### Instructions to follow
Word for word, quote all of the material, omitting the pictures.

### Data excerpts

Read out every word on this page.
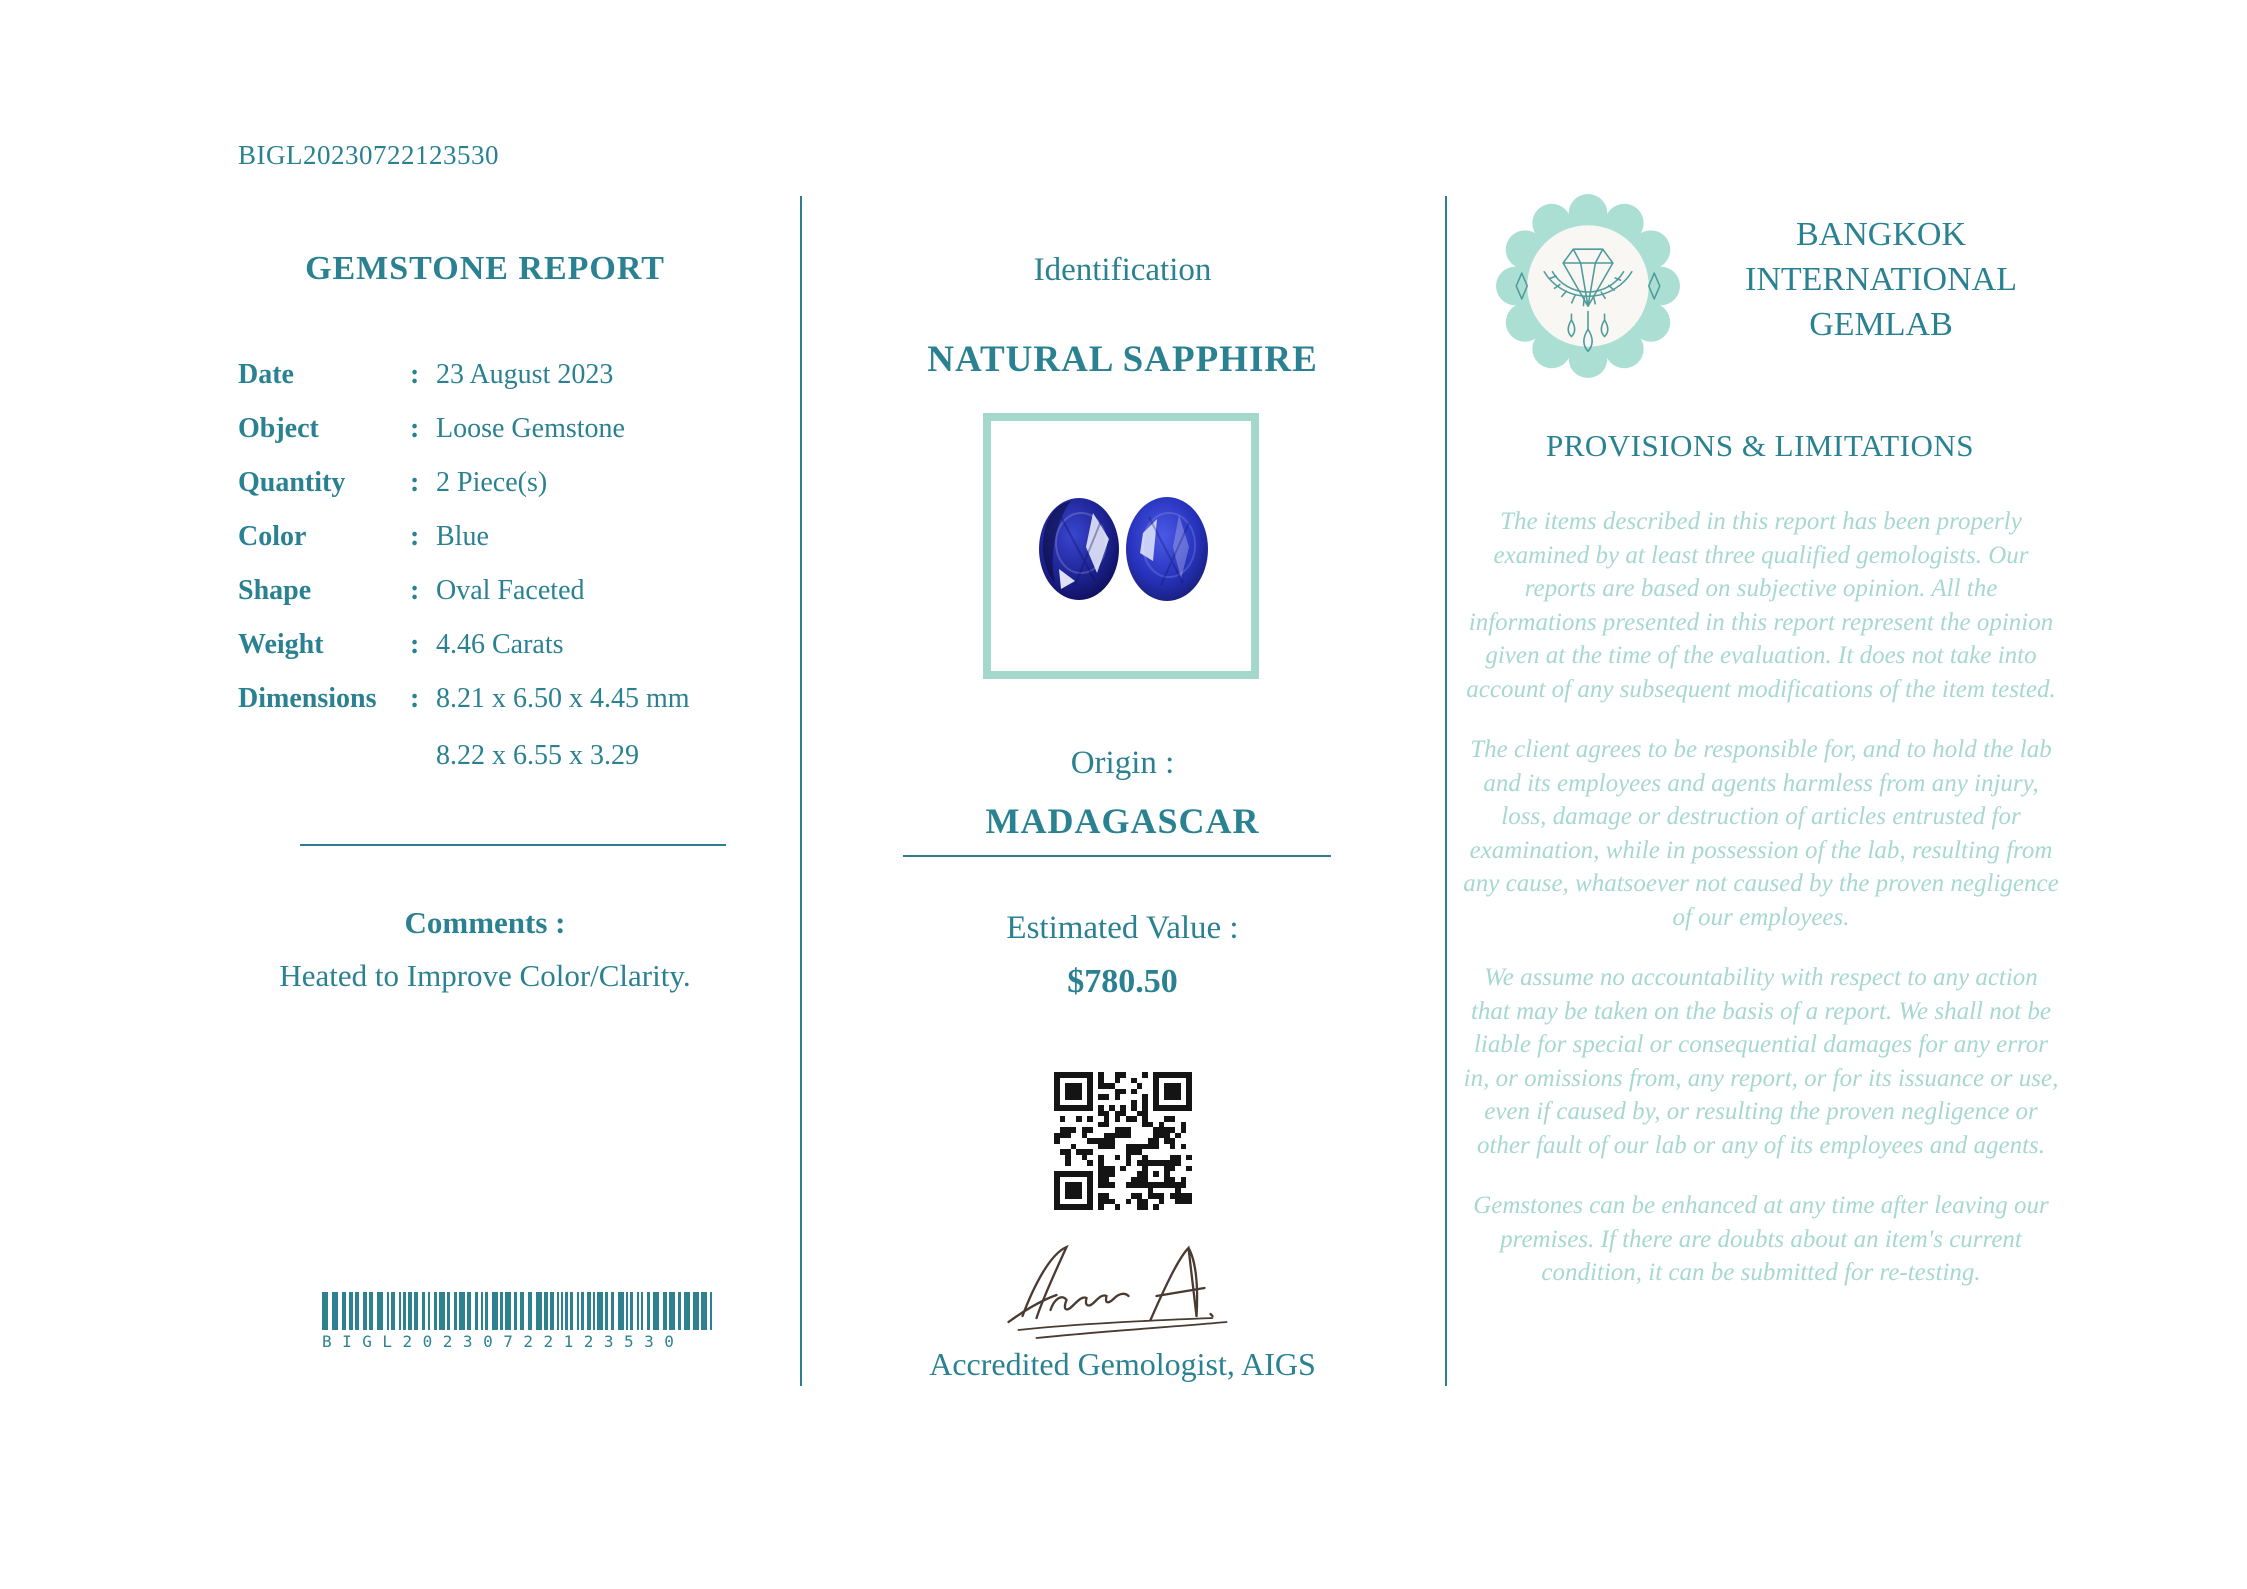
BIGL20230722123530
GEMSTONE REPORT
Date	: 23 August 2023
Object	: Loose Gemstone
Quantity	: 2 Piece(s)
Color	: Blue
Shape	: Oval Faceted
Weight	: 4.46 Carats
Dimensions	: 8.21 x 6.50 x 4.45 mm
8.22 x 6.55 x 3.29
Comments :
Heated to Improve Color/Clarity.
BIGL20230722123530
Identification
NATURAL SAPPHIRE
Origin :
MADAGASCAR
Estimated Value :
$780.50
Accredited Gemologist, AIGS
BANGKOK
INTERNATIONAL
GEMLAB
PROVISIONS & LIMITATIONS

The items described in this report has been properly examined by at least three qualified gemologists. Our reports are based on subjective opinion. All the informations presented in this report represent the opinion given at the time of the evaluation. It does not take into account of any subsequent modifications of the item tested.

The client agrees to be responsible for, and to hold the lab and its employees and agents harmless from any injury, loss, damage or destruction of articles entrusted for examination, while in possession of the lab, resulting from any cause, whatsoever not caused by the proven negligence of our employees.

We assume no accountability with respect to any action that may be taken on the basis of a report. We shall not be liable for special or consequential damages for any error in, or omissions from, any report, or for its issuance or use, even if caused by, or resulting the proven negligence or other fault of our lab or any of its employees and agents.

Gemstones can be enhanced at any time after leaving our premises. If there are doubts about an item's current condition, it can be submitted for re-testing.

### Response for this exercise
Read out every word on this page.
BIGL20230722123530
GEMSTONE REPORT
Date	: 23 August 2023
Object	: Loose Gemstone
Quantity	: 2 Piece(s)
Color	: Blue
Shape	: Oval Faceted
Weight	: 4.46 Carats
Dimensions	: 8.21 x 6.50 x 4.45 mm
8.22 x 6.55 x 3.29
Comments :
Heated to Improve Color/Clarity.
BIGL20230722123530
Identification
NATURAL SAPPHIRE
Origin :
MADAGASCAR
Estimated Value :
$780.50
Accredited Gemologist, AIGS
BANGKOK
INTERNATIONAL
GEMLAB
PROVISIONS & LIMITATIONS

The items described in this report has been properly examined by at least three qualified gemologists. Our reports are based on subjective opinion. All the informations presented in this report represent the opinion given at the time of the evaluation. It does not take into account of any subsequent modifications of the item tested.

The client agrees to be responsible for, and to hold the lab and its employees and agents harmless from any injury, loss, damage or destruction of articles entrusted for examination, while in possession of the lab, resulting from any cause, whatsoever not caused by the proven negligence of our employees.

We assume no accountability with respect to any action that may be taken on the basis of a report. We shall not be liable for special or consequential damages for any error in, or omissions from, any report, or for its issuance or use, even if caused by, or resulting the proven negligence or other fault of our lab or any of its employees and agents.

Gemstones can be enhanced at any time after leaving our premises. If there are doubts about an item's current condition, it can be submitted for re-testing.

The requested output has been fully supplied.